Skip the pictures and repeat each line of the data exactly.

-- begin PROVIDED DATA --

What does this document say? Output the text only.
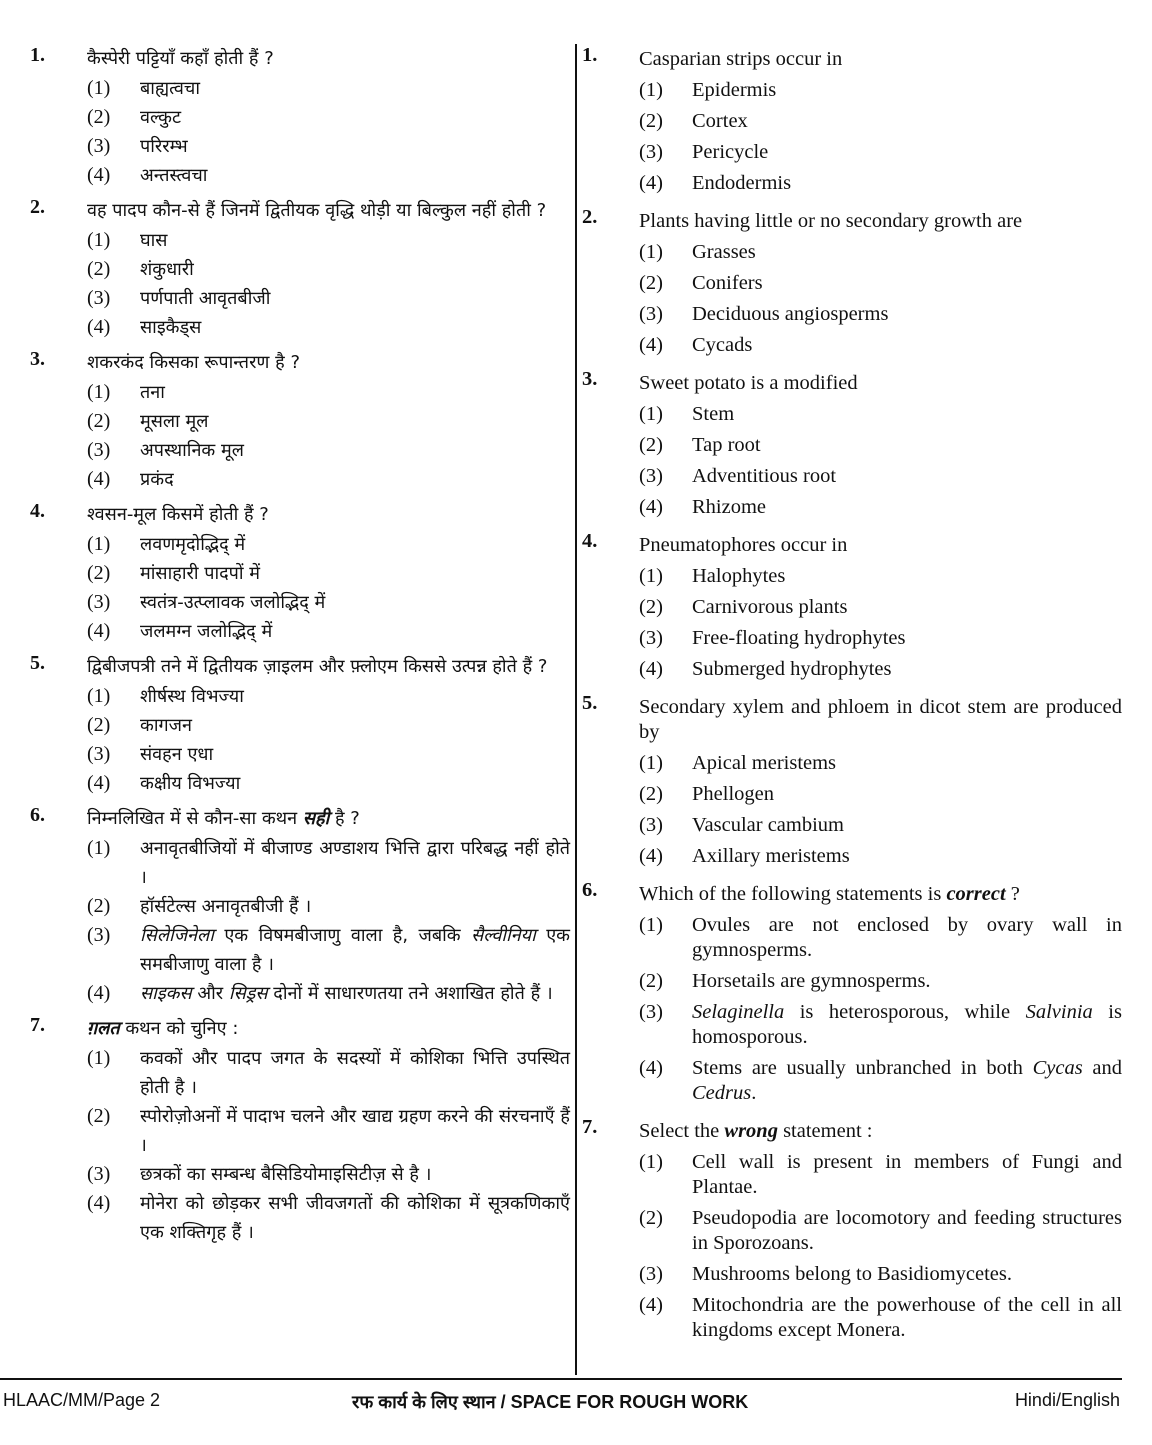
1.	कैस्पेरी पट्टियाँ कहाँ होती हैं ?
(1)	बाह्यत्वचा
(2)	वल्कुट
(3)	परिरम्भ
(4)	अन्तस्त्वचा
2.	वह पादप कौन-से हैं जिनमें द्वितीयक वृद्धि थोड़ी या बिल्कुल नहीं होती ?
(1)	घास
(2)	शंकुधारी
(3)	पर्णपाती आवृतबीजी
(4)	साइकैड्स
3.	शकरकंद किसका रूपान्तरण है ?
(1)	तना
(2)	मूसला मूल
(3)	अपस्थानिक मूल
(4)	प्रकंद
4.	श्वसन-मूल किसमें होती हैं ?
(1)	लवणमृदोद्भिद् में
(2)	मांसाहारी पादपों में
(3)	स्वतंत्र-उत्प्लावक जलोद्भिद् में
(4)	जलमग्न जलोद्भिद् में
5.	द्विबीजपत्री तने में द्वितीयक ज़ाइलम और फ़्लोएम किससे उत्पन्न होते हैं ?
(1)	शीर्षस्थ विभज्या
(2)	कागजन
(3)	संवहन एधा
(4)	कक्षीय विभज्या
6.	निम्नलिखित में से कौन-सा कथन सही है ?
(1)	अनावृतबीजियों में बीजाण्ड अण्डाशय भित्ति द्वारा परिबद्ध नहीं होते ।
(2)	हॉर्सटेल्स अनावृतबीजी हैं ।
(3)	सिलेजिनेला एक विषमबीजाणु वाला है, जबकि सैल्वीनिया एक समबीजाणु वाला है ।
(4)	साइकस और सिड्रस दोनों में साधारणतया तने अशाखित होते हैं ।
7.	ग़लत कथन को चुनिए :
(1)	कवकों और पादप जगत के सदस्यों में कोशिका भित्ति उपस्थित होती है ।
(2)	स्पोरोज़ोअनों में पादाभ चलने और खाद्य ग्रहण करने की संरचनाएँ हैं ।
(3)	छत्रकों का सम्बन्ध बैसिडियोमाइसिटीज़ से है ।
(4)	मोनेरा को छोड़कर सभी जीवजगतों की कोशिका में सूत्रकणिकाएँ एक शक्तिगृह हैं ।
1.	Casparian strips occur in
(1)	Epidermis
(2)	Cortex
(3)	Pericycle
(4)	Endodermis
2.	Plants having little or no secondary growth are
(1)	Grasses
(2)	Conifers
(3)	Deciduous angiosperms
(4)	Cycads
3.	Sweet potato is a modified
(1)	Stem
(2)	Tap root
(3)	Adventitious root
(4)	Rhizome
4.	Pneumatophores occur in
(1)	Halophytes
(2)	Carnivorous plants
(3)	Free-floating hydrophytes
(4)	Submerged hydrophytes
5.	Secondary xylem and phloem in dicot stem are produced by
(1)	Apical meristems
(2)	Phellogen
(3)	Vascular cambium
(4)	Axillary meristems
6.	Which of the following statements is correct ?
(1)	Ovules are not enclosed by ovary wall in gymnosperms.
(2)	Horsetails are gymnosperms.
(3)	Selaginella is heterosporous, while Salvinia is homosporous.
(4)	Stems are usually unbranched in both Cycas and Cedrus.
7.	Select the wrong statement :
(1)	Cell wall is present in members of Fungi and Plantae.
(2)	Pseudopodia are locomotory and feeding structures in Sporozoans.
(3)	Mushrooms belong to Basidiomycetes.
(4)	Mitochondria are the powerhouse of the cell in all kingdoms except Monera.
HLAAC/MM/Page 2	रफ कार्य के लिए स्थान / SPACE FOR ROUGH WORK	Hindi/English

-- end PROVIDED DATA --

OUTPUT:
What does this document say? Output the text only.
1.	कैस्पेरी पट्टियाँ कहाँ होती हैं ?
(1)	बाह्यत्वचा
(2)	वल्कुट
(3)	परिरम्भ
(4)	अन्तस्त्वचा
2.	वह पादप कौन-से हैं जिनमें द्वितीयक वृद्धि थोड़ी या बिल्कुल नहीं होती ?
(1)	घास
(2)	शंकुधारी
(3)	पर्णपाती आवृतबीजी
(4)	साइकैड्स
3.	शकरकंद किसका रूपान्तरण है ?
(1)	तना
(2)	मूसला मूल
(3)	अपस्थानिक मूल
(4)	प्रकंद
4.	श्वसन-मूल किसमें होती हैं ?
(1)	लवणमृदोद्भिद् में
(2)	मांसाहारी पादपों में
(3)	स्वतंत्र-उत्प्लावक जलोद्भिद् में
(4)	जलमग्न जलोद्भिद् में
5.	द्विबीजपत्री तने में द्वितीयक ज़ाइलम और फ़्लोएम किससे उत्पन्न होते हैं ?
(1)	शीर्षस्थ विभज्या
(2)	कागजन
(3)	संवहन एधा
(4)	कक्षीय विभज्या
6.	निम्नलिखित में से कौन-सा कथन सही है ?
(1)	अनावृतबीजियों में बीजाण्ड अण्डाशय भित्ति द्वारा परिबद्ध नहीं होते ।
(2)	हॉर्सटेल्स अनावृतबीजी हैं ।
(3)	सिलेजिनेला एक विषमबीजाणु वाला है, जबकि सैल्वीनिया एक समबीजाणु वाला है ।
(4)	साइकस और सिड्रस दोनों में साधारणतया तने अशाखित होते हैं ।
7.	ग़लत कथन को चुनिए :
(1)	कवकों और पादप जगत के सदस्यों में कोशिका भित्ति उपस्थित होती है ।
(2)	स्पोरोज़ोअनों में पादाभ चलने और खाद्य ग्रहण करने की संरचनाएँ हैं ।
(3)	छत्रकों का सम्बन्ध बैसिडियोमाइसिटीज़ से है ।
(4)	मोनेरा को छोड़कर सभी जीवजगतों की कोशिका में सूत्रकणिकाएँ एक शक्तिगृह हैं ।
1.	Casparian strips occur in
(1)	Epidermis
(2)	Cortex
(3)	Pericycle
(4)	Endodermis
2.	Plants having little or no secondary growth are
(1)	Grasses
(2)	Conifers
(3)	Deciduous angiosperms
(4)	Cycads
3.	Sweet potato is a modified
(1)	Stem
(2)	Tap root
(3)	Adventitious root
(4)	Rhizome
4.	Pneumatophores occur in
(1)	Halophytes
(2)	Carnivorous plants
(3)	Free-floating hydrophytes
(4)	Submerged hydrophytes
5.	Secondary xylem and phloem in dicot stem are produced by
(1)	Apical meristems
(2)	Phellogen
(3)	Vascular cambium
(4)	Axillary meristems
6.	Which of the following statements is correct ?
(1)	Ovules are not enclosed by ovary wall in gymnosperms.
(2)	Horsetails are gymnosperms.
(3)	Selaginella is heterosporous, while Salvinia is homosporous.
(4)	Stems are usually unbranched in both Cycas and Cedrus.
7.	Select the wrong statement :
(1)	Cell wall is present in members of Fungi and Plantae.
(2)	Pseudopodia are locomotory and feeding structures in Sporozoans.
(3)	Mushrooms belong to Basidiomycetes.
(4)	Mitochondria are the powerhouse of the cell in all kingdoms except Monera.
HLAAC/MM/Page 2	रफ कार्य के लिए स्थान / SPACE FOR ROUGH WORK	Hindi/English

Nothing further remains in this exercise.